**TO BE DONE:**
Transcribe the listing below line for line, keeping every character unchanged.

--- begin THE INPUT ---

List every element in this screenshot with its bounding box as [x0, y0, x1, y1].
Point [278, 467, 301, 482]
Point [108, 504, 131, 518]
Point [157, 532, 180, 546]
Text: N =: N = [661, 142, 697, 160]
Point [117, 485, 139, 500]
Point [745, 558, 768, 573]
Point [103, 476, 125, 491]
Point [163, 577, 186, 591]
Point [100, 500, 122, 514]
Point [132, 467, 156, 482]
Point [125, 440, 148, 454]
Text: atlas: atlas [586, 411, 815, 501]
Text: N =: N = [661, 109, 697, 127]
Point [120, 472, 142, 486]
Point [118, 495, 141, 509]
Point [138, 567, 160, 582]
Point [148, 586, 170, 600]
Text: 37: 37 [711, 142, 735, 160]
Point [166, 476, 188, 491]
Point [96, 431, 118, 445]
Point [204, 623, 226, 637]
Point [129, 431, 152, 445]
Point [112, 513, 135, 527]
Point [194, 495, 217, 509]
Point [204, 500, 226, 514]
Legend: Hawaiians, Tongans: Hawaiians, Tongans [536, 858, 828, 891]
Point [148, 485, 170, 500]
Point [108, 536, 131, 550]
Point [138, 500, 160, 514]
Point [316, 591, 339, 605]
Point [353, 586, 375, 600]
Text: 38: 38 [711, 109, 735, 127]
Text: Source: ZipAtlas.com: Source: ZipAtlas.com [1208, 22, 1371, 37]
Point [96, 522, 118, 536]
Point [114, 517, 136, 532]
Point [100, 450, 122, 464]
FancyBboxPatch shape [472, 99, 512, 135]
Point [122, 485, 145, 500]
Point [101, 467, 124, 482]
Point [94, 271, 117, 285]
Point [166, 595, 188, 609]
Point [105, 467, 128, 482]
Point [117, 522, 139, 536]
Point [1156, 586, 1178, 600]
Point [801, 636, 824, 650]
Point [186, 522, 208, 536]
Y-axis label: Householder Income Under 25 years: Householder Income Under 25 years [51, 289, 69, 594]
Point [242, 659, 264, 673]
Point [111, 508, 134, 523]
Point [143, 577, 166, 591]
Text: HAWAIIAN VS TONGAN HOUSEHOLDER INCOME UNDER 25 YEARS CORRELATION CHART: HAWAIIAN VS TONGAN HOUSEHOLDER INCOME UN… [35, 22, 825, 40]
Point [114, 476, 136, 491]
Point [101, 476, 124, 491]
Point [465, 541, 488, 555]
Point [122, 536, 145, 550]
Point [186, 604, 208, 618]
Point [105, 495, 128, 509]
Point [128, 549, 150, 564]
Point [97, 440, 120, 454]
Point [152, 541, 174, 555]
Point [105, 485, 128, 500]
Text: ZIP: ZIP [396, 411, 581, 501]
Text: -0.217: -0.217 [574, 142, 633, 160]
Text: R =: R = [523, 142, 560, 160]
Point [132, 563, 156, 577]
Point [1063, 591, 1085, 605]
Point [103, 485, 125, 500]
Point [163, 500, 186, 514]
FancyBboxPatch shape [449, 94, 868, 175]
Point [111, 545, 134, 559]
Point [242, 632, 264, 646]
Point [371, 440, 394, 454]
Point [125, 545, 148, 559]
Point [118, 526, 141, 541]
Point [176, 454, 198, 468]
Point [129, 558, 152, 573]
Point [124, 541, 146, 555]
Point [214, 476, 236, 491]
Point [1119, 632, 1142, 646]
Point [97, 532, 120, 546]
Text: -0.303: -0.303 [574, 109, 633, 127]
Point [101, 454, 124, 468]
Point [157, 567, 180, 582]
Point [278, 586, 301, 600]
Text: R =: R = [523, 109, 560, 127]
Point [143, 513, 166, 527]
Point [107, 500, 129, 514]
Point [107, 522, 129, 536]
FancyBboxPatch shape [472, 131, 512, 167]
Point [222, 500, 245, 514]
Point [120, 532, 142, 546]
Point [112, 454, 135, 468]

--- end THE INPUT ---

**WRITTEN RESPONSE:**
List every element in this screenshot with its bounding box as [x0, y0, x1, y1].
Point [278, 467, 301, 482]
Point [108, 504, 131, 518]
Point [157, 532, 180, 546]
Text: N =: N = [661, 142, 697, 160]
Point [117, 485, 139, 500]
Point [745, 558, 768, 573]
Point [103, 476, 125, 491]
Point [163, 577, 186, 591]
Point [100, 500, 122, 514]
Point [132, 467, 156, 482]
Point [125, 440, 148, 454]
Text: atlas: atlas [586, 411, 815, 501]
Text: N =: N = [661, 109, 697, 127]
Point [120, 472, 142, 486]
Point [118, 495, 141, 509]
Point [138, 567, 160, 582]
Point [148, 586, 170, 600]
Text: 37: 37 [711, 142, 735, 160]
Point [166, 476, 188, 491]
Point [96, 431, 118, 445]
Point [204, 623, 226, 637]
Point [129, 431, 152, 445]
Point [112, 513, 135, 527]
Point [194, 495, 217, 509]
Point [204, 500, 226, 514]
Legend: Hawaiians, Tongans: Hawaiians, Tongans [536, 858, 828, 891]
Point [148, 485, 170, 500]
Point [108, 536, 131, 550]
Point [138, 500, 160, 514]
Point [316, 591, 339, 605]
Point [353, 586, 375, 600]
Text: 38: 38 [711, 109, 735, 127]
Text: Source: ZipAtlas.com: Source: ZipAtlas.com [1208, 22, 1371, 37]
Point [96, 522, 118, 536]
Point [114, 517, 136, 532]
Point [100, 450, 122, 464]
FancyBboxPatch shape [472, 99, 512, 135]
Point [122, 485, 145, 500]
Point [101, 467, 124, 482]
Point [94, 271, 117, 285]
Point [166, 595, 188, 609]
Point [105, 467, 128, 482]
Point [117, 522, 139, 536]
Point [1156, 586, 1178, 600]
Point [801, 636, 824, 650]
Point [186, 522, 208, 536]
Y-axis label: Householder Income Under 25 years: Householder Income Under 25 years [51, 289, 69, 594]
Point [242, 659, 264, 673]
Point [111, 508, 134, 523]
Point [143, 577, 166, 591]
Text: HAWAIIAN VS TONGAN HOUSEHOLDER INCOME UNDER 25 YEARS CORRELATION CHART: HAWAIIAN VS TONGAN HOUSEHOLDER INCOME UN… [35, 22, 825, 40]
Point [114, 476, 136, 491]
Point [101, 476, 124, 491]
Point [465, 541, 488, 555]
Point [122, 536, 145, 550]
Point [186, 604, 208, 618]
Point [105, 495, 128, 509]
Point [128, 549, 150, 564]
Point [97, 440, 120, 454]
Point [152, 541, 174, 555]
Point [105, 485, 128, 500]
Text: ZIP: ZIP [396, 411, 581, 501]
Text: -0.217: -0.217 [574, 142, 633, 160]
Text: R =: R = [523, 142, 560, 160]
Point [132, 563, 156, 577]
Point [1063, 591, 1085, 605]
Point [103, 485, 125, 500]
Point [163, 500, 186, 514]
FancyBboxPatch shape [449, 94, 868, 175]
Point [111, 545, 134, 559]
Point [242, 632, 264, 646]
Point [371, 440, 394, 454]
Point [125, 545, 148, 559]
Point [118, 526, 141, 541]
Point [176, 454, 198, 468]
Point [129, 558, 152, 573]
Point [124, 541, 146, 555]
Point [214, 476, 236, 491]
Point [1119, 632, 1142, 646]
Point [97, 532, 120, 546]
Text: -0.303: -0.303 [574, 109, 633, 127]
Point [101, 454, 124, 468]
Point [157, 567, 180, 582]
Point [278, 586, 301, 600]
Text: R =: R = [523, 109, 560, 127]
Point [143, 513, 166, 527]
Point [107, 500, 129, 514]
Point [107, 522, 129, 536]
FancyBboxPatch shape [472, 131, 512, 167]
Point [222, 500, 245, 514]
Point [120, 532, 142, 546]
Point [112, 454, 135, 468]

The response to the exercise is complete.